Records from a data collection
* BEGIN *
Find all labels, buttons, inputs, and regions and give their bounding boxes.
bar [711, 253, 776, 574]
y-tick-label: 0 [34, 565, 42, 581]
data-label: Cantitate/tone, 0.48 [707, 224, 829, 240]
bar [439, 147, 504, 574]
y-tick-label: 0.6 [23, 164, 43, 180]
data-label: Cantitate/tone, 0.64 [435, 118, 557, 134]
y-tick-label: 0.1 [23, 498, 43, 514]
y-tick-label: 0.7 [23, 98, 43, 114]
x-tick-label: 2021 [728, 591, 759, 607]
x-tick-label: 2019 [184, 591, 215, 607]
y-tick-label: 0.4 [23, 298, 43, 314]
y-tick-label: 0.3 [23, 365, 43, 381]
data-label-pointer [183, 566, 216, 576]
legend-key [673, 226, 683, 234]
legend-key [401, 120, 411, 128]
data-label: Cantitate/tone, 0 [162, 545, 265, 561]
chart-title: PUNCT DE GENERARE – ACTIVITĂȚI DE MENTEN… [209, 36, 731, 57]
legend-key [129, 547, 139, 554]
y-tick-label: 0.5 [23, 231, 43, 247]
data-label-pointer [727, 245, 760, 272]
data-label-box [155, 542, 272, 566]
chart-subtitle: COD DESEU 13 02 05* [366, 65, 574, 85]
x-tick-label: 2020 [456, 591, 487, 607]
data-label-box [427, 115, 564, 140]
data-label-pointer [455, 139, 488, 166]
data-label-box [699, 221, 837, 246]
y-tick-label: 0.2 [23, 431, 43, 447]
* END *
● Problem: Count the lines in the entries above that contain the string "legend".

● Exercise response: 3